### Exercise prompt:
Indicate only the number of lines in the listing below in which the word "business" appears.

Stored entries:
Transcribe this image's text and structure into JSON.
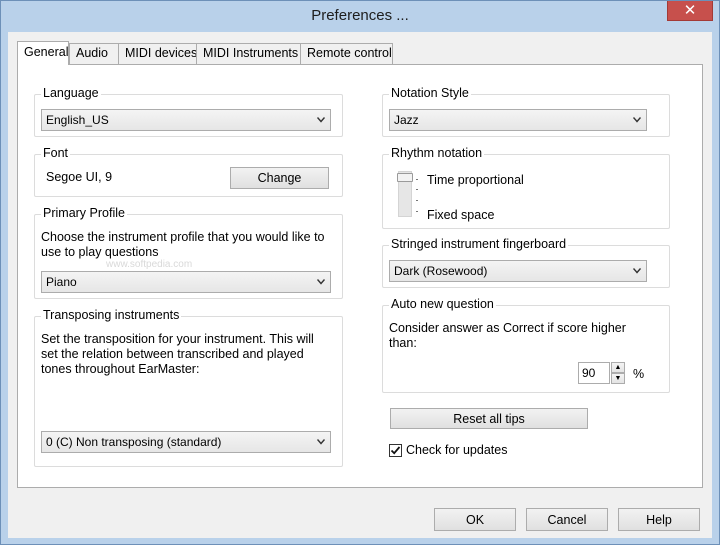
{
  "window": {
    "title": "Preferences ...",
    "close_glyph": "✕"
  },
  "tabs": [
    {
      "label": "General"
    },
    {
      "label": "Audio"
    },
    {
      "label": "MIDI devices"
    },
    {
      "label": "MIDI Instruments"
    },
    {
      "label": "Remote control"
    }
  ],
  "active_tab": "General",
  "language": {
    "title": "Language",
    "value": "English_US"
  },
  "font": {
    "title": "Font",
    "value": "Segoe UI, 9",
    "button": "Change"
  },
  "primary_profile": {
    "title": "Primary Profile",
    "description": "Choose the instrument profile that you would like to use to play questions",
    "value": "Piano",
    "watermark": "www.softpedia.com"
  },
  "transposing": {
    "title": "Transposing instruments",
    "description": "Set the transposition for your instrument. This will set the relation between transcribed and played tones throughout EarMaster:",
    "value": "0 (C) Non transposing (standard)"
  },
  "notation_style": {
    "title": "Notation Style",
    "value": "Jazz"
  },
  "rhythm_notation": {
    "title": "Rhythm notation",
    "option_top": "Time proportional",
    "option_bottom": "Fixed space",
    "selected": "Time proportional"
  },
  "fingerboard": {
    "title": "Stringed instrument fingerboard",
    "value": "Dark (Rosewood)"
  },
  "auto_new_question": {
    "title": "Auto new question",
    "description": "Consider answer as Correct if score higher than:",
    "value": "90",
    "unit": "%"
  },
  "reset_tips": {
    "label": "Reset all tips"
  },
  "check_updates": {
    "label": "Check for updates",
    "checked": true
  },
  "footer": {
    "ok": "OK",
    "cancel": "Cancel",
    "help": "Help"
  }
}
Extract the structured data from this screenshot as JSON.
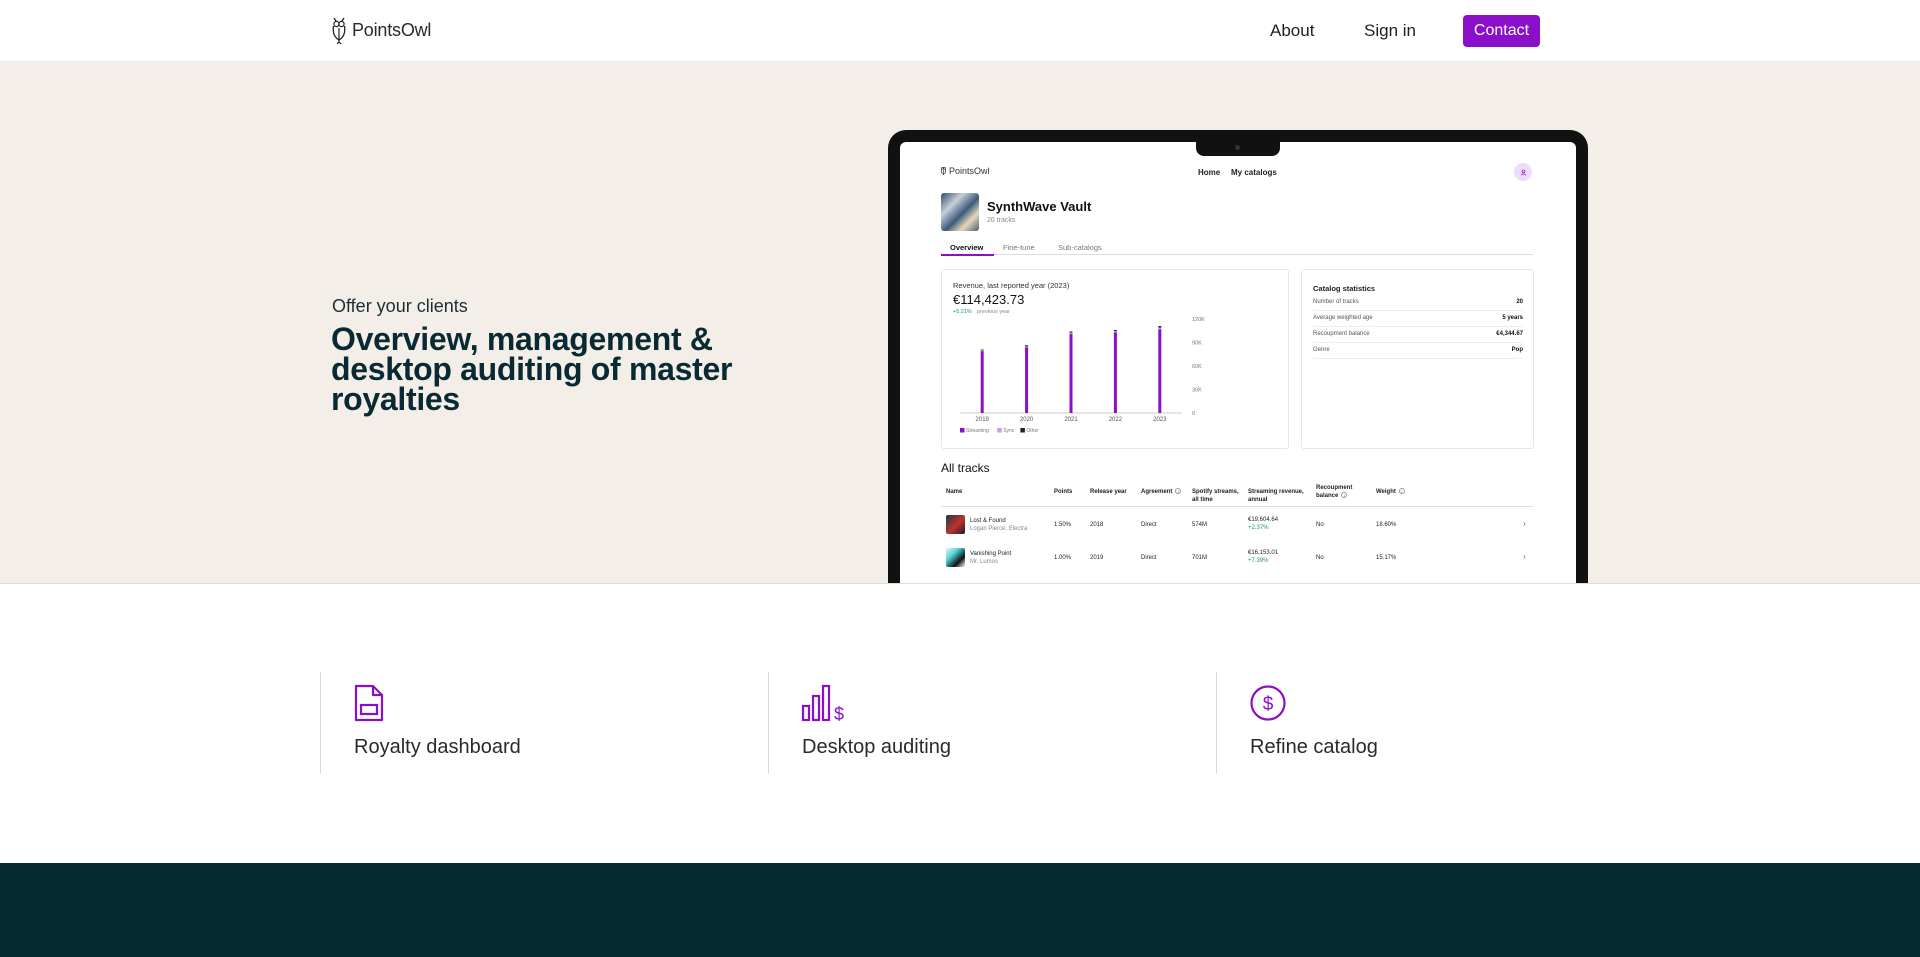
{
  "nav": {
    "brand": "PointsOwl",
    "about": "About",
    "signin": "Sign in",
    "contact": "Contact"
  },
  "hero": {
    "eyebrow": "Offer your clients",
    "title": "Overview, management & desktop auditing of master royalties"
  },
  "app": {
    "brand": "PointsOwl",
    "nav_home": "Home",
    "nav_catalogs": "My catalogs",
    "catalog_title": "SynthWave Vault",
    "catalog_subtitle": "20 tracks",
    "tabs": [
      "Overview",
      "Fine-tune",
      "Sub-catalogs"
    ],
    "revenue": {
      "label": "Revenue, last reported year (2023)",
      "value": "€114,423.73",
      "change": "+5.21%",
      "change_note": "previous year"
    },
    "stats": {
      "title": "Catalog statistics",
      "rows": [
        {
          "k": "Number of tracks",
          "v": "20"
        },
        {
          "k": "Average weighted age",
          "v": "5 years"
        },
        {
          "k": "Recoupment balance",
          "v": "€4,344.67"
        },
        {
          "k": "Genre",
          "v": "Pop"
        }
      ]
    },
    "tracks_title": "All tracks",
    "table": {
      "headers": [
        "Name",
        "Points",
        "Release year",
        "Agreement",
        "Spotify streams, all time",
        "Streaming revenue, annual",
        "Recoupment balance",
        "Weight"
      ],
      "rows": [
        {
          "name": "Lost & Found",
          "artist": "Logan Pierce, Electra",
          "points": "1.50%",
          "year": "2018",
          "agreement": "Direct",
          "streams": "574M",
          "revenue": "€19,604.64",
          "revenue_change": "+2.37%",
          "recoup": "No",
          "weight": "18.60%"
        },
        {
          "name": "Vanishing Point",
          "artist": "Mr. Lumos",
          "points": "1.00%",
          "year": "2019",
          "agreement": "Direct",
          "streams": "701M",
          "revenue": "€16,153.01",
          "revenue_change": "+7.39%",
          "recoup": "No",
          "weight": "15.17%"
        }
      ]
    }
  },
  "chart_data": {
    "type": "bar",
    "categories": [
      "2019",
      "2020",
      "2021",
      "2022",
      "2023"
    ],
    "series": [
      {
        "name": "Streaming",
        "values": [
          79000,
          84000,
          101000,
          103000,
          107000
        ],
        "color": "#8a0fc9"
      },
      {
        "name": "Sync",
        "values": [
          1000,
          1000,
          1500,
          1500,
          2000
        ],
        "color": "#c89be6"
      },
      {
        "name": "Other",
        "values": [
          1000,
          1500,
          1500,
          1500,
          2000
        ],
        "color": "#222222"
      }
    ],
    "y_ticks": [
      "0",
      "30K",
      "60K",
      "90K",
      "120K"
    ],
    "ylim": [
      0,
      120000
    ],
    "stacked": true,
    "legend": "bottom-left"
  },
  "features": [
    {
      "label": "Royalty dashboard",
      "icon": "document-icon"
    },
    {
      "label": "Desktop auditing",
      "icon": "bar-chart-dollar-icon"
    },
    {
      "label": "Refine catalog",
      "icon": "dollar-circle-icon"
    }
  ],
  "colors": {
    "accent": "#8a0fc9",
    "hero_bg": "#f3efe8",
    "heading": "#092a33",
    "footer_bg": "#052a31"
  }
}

==

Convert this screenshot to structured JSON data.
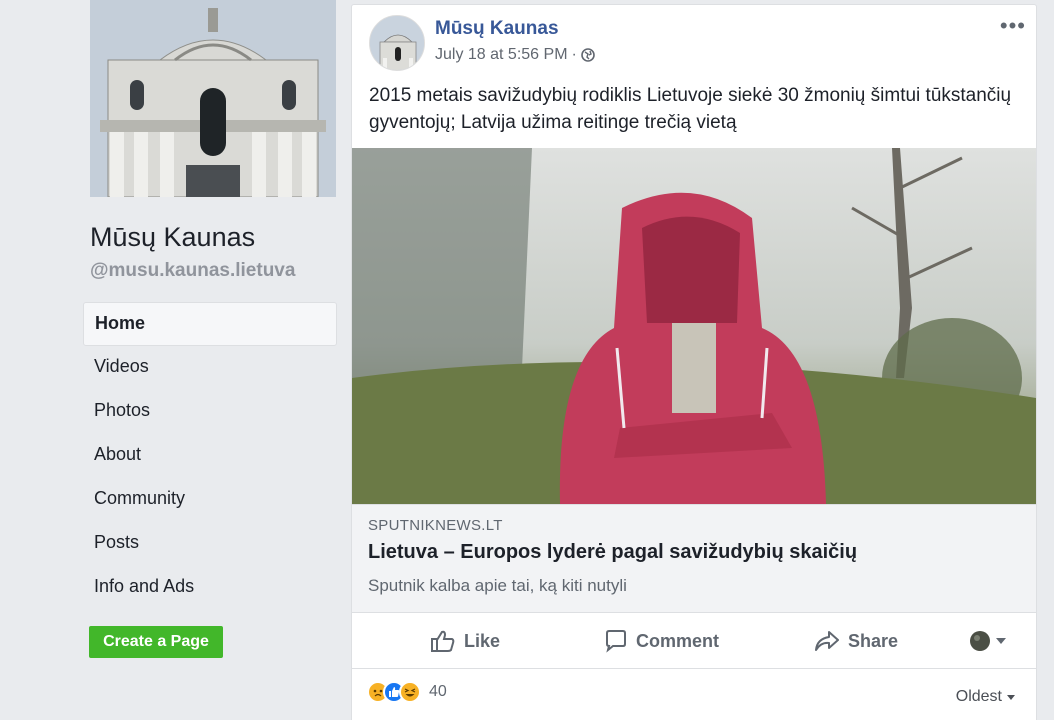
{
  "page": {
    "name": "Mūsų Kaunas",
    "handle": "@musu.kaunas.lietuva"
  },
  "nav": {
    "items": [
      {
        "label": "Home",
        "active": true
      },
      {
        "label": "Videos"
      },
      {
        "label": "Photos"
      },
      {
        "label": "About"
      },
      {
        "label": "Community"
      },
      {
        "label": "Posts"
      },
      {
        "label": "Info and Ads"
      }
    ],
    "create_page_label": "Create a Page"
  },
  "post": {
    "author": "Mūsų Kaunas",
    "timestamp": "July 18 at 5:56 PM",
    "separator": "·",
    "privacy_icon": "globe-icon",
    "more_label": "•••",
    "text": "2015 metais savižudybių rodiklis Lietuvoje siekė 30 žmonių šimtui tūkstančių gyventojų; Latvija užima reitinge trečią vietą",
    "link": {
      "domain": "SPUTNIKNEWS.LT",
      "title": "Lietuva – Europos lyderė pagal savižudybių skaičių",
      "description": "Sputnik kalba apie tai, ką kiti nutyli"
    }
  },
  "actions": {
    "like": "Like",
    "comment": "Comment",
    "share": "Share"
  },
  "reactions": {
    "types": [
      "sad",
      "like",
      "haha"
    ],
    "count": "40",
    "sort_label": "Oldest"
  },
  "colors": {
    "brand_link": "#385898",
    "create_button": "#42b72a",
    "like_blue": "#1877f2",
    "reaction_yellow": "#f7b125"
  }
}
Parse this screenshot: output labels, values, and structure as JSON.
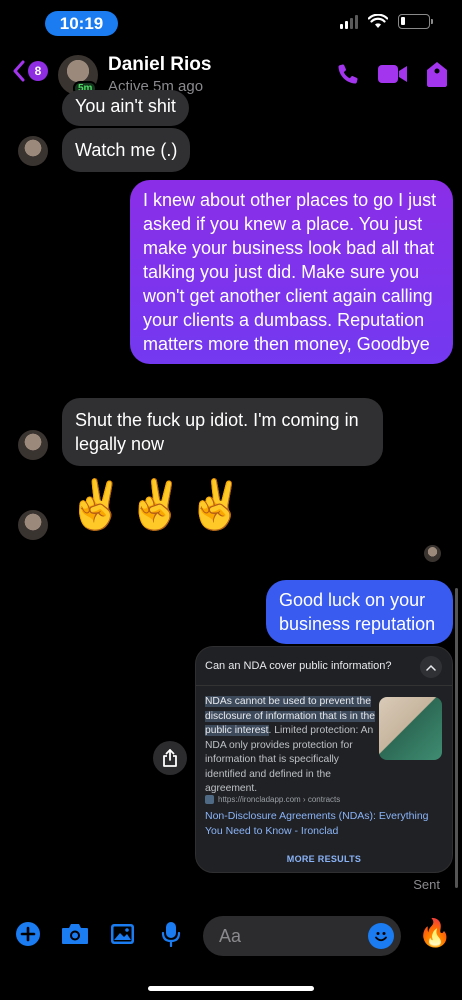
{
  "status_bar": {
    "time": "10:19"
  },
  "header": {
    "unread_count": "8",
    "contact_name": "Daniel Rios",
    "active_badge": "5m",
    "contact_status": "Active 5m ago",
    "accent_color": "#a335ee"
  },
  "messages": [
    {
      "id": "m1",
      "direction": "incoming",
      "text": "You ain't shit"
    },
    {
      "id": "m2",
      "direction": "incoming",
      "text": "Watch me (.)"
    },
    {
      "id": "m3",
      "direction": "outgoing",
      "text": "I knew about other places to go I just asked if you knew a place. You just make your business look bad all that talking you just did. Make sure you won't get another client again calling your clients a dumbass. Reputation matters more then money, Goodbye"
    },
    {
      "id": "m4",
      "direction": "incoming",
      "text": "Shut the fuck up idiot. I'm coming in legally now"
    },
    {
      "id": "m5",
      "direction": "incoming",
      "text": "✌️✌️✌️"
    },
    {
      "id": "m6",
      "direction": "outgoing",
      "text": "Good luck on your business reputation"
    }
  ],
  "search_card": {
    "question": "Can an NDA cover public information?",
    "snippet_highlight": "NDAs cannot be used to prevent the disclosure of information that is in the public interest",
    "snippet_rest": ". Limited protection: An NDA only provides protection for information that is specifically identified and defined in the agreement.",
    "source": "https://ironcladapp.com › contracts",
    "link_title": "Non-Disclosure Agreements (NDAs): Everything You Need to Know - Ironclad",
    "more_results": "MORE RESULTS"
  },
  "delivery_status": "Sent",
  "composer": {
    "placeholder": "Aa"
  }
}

* * *

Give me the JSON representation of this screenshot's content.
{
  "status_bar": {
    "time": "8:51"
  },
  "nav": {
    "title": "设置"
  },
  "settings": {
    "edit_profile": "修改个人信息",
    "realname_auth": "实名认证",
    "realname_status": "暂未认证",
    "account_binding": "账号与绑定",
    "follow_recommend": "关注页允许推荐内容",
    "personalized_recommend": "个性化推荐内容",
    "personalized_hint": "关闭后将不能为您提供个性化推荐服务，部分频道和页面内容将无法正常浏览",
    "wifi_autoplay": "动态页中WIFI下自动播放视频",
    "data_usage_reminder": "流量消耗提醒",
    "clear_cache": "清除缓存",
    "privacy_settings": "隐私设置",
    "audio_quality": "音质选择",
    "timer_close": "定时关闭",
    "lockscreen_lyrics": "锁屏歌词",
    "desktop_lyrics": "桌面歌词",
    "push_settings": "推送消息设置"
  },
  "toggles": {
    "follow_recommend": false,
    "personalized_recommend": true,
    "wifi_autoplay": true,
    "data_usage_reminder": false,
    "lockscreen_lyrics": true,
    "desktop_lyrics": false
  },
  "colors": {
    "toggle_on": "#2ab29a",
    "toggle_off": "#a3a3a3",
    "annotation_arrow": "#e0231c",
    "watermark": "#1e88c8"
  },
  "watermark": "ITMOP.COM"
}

### Answer for the task:
2